↓↓↓
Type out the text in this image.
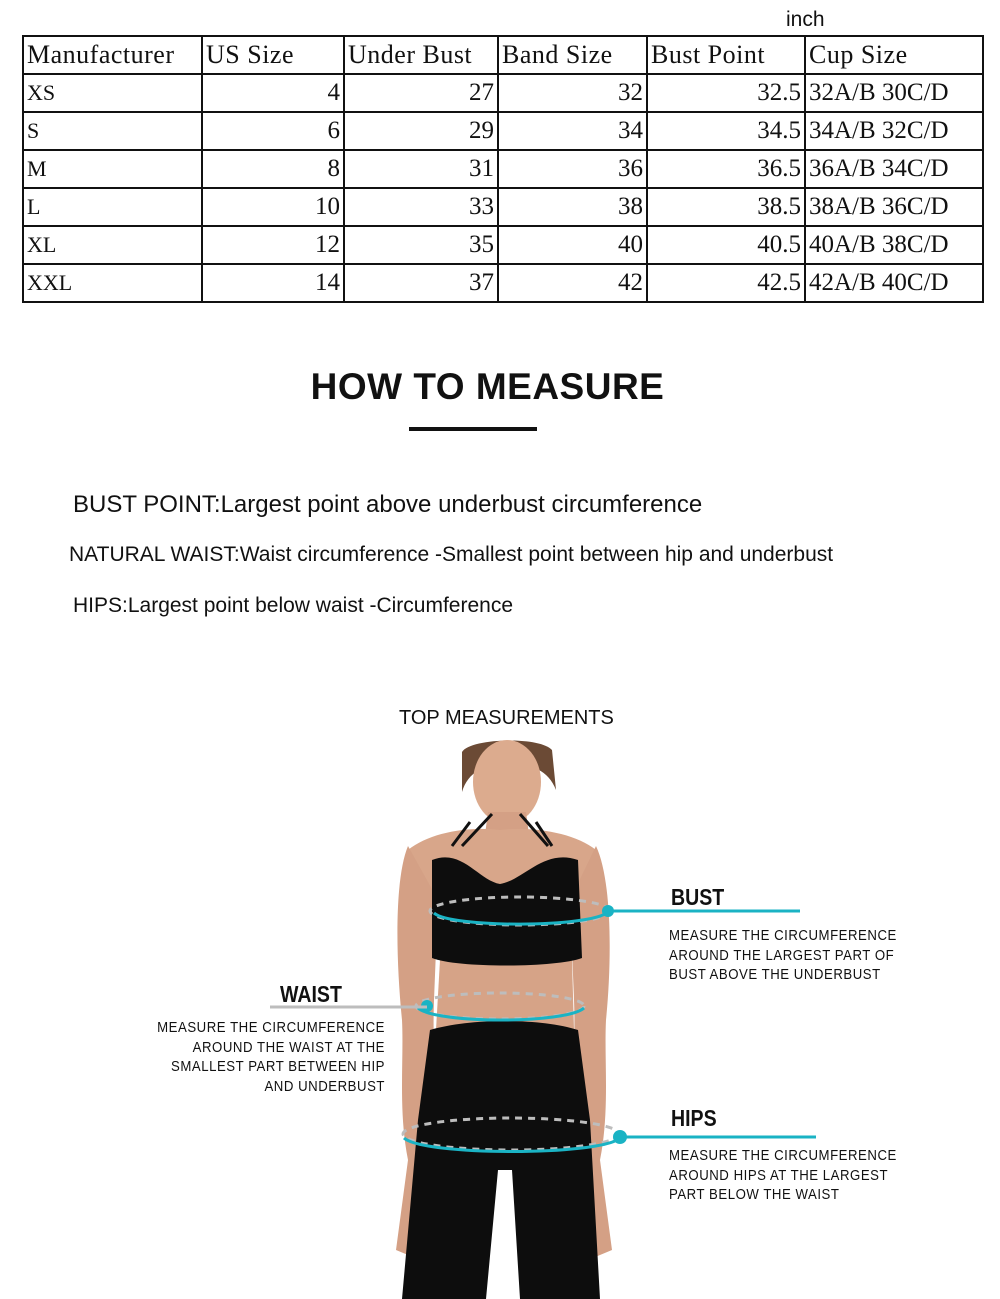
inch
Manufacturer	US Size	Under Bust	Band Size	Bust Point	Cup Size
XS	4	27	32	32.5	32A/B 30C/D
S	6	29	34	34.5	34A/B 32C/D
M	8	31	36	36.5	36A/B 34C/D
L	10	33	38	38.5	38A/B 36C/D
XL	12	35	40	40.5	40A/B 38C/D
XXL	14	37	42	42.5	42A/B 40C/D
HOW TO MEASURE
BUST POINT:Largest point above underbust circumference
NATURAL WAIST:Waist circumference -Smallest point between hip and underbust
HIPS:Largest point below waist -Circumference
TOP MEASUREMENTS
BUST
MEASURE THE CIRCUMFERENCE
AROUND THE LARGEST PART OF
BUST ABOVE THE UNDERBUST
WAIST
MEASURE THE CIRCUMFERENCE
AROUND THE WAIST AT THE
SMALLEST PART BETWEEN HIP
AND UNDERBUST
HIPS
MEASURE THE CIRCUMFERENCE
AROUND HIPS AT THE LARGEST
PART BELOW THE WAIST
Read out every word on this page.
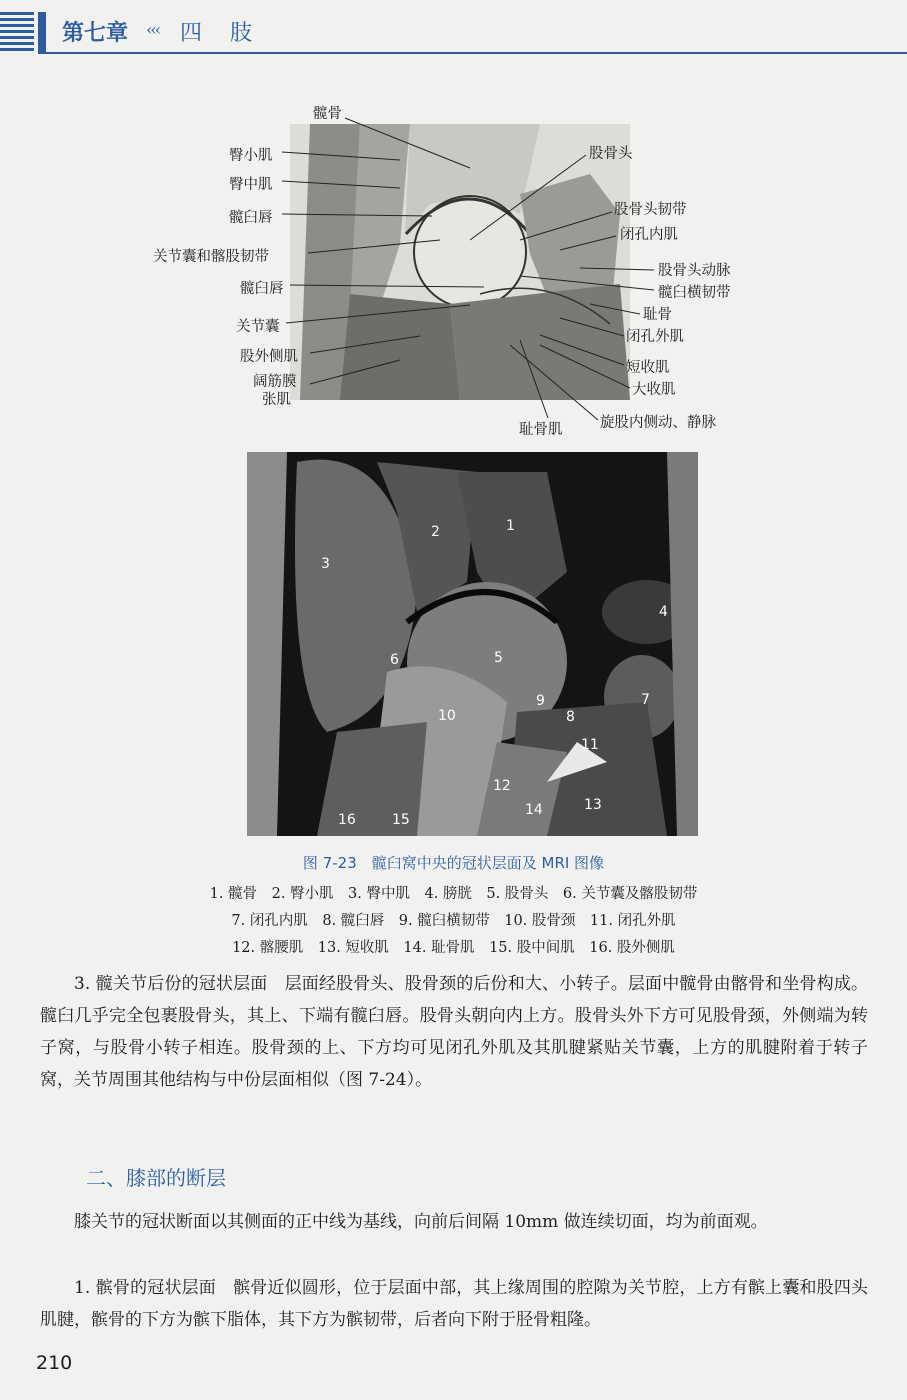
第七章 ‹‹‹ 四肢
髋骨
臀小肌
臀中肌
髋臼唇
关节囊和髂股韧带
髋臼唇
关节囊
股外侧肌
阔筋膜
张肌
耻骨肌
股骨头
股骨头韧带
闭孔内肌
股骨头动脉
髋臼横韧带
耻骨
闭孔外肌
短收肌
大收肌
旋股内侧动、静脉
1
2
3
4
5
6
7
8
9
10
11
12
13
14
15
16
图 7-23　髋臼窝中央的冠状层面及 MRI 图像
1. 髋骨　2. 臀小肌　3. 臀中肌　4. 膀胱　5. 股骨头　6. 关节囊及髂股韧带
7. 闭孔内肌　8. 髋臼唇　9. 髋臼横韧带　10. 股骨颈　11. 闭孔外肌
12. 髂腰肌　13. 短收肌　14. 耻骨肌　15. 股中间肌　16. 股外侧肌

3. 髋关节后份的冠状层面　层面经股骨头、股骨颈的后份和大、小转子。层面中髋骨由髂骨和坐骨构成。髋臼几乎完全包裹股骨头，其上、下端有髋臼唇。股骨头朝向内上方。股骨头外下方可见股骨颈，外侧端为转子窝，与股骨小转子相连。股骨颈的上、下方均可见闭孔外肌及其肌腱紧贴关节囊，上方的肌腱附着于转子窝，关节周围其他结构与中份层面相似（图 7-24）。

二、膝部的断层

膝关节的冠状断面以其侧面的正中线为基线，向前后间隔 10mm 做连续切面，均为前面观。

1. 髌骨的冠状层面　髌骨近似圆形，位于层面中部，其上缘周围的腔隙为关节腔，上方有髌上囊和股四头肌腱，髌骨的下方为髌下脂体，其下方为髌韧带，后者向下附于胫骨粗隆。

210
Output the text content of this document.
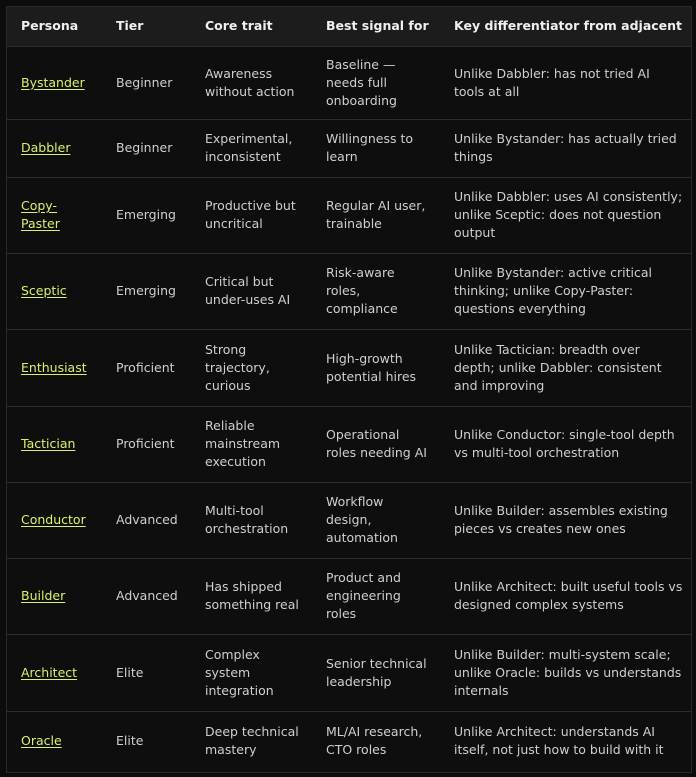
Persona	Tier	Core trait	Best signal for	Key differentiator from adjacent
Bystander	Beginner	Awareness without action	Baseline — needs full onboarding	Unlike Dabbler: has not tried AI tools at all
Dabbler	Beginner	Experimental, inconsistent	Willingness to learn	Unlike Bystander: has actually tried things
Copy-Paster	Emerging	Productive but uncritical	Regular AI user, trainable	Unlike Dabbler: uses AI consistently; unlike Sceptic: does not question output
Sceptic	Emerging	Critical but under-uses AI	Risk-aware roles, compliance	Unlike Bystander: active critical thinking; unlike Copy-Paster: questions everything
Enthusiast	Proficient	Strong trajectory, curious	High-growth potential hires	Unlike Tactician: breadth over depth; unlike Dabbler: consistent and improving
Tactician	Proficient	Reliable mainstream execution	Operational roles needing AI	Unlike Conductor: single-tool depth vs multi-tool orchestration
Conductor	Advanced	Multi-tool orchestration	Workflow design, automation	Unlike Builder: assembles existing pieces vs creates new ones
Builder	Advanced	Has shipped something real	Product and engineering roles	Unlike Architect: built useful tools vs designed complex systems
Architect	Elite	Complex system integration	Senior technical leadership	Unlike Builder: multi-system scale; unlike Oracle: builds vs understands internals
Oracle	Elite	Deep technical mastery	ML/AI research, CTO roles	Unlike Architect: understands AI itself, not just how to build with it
↑↑↑
↓↓↓
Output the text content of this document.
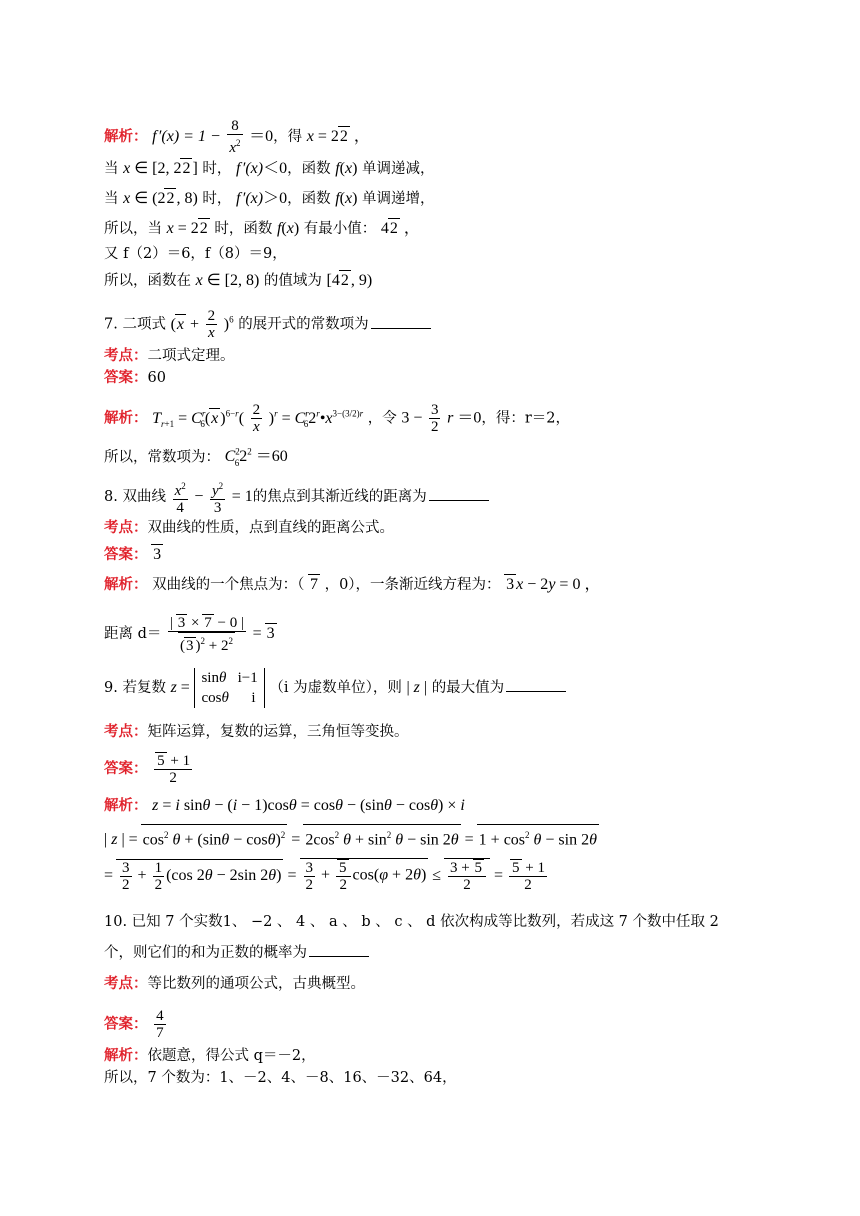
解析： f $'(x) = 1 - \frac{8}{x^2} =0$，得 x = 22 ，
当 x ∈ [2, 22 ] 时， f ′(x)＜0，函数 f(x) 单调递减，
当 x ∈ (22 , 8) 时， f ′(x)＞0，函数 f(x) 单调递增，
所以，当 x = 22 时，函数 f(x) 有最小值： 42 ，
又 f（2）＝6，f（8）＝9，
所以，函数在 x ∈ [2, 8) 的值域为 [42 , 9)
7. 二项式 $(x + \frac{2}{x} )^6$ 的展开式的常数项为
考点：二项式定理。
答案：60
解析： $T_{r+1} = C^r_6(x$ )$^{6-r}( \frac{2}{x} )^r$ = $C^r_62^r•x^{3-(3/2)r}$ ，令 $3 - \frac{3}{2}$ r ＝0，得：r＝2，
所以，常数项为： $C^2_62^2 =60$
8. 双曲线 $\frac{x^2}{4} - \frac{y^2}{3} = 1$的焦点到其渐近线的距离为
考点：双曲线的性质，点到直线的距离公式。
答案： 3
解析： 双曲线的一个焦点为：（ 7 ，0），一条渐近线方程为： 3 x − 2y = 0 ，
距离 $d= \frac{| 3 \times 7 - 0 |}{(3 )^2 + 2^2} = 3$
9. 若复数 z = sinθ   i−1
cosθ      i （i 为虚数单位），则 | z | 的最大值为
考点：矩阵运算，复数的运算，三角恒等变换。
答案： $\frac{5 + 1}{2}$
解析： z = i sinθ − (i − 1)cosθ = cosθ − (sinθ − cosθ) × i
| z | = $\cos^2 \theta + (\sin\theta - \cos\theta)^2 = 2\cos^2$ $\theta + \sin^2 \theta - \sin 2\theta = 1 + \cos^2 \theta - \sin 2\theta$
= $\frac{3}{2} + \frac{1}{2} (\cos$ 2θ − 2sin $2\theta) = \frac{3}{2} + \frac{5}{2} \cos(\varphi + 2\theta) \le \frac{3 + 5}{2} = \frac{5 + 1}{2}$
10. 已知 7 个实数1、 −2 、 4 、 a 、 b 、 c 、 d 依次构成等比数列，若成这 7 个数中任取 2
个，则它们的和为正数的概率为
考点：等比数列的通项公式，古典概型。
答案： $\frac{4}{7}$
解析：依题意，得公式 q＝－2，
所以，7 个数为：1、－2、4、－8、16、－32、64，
↑↑↑
> _DIRECTIONS FOR THIS TASK_: Extract all lines containing the word "tried".

> _TASK RESULT_:
Bystander	Beginner	Awareness without action	Baseline — needs full onboarding	Unlike Dabbler: has not tried AI tools at all
Dabbler	Beginner	Experimental, inconsistent	Willingness to learn	Unlike Bystander: has actually tried things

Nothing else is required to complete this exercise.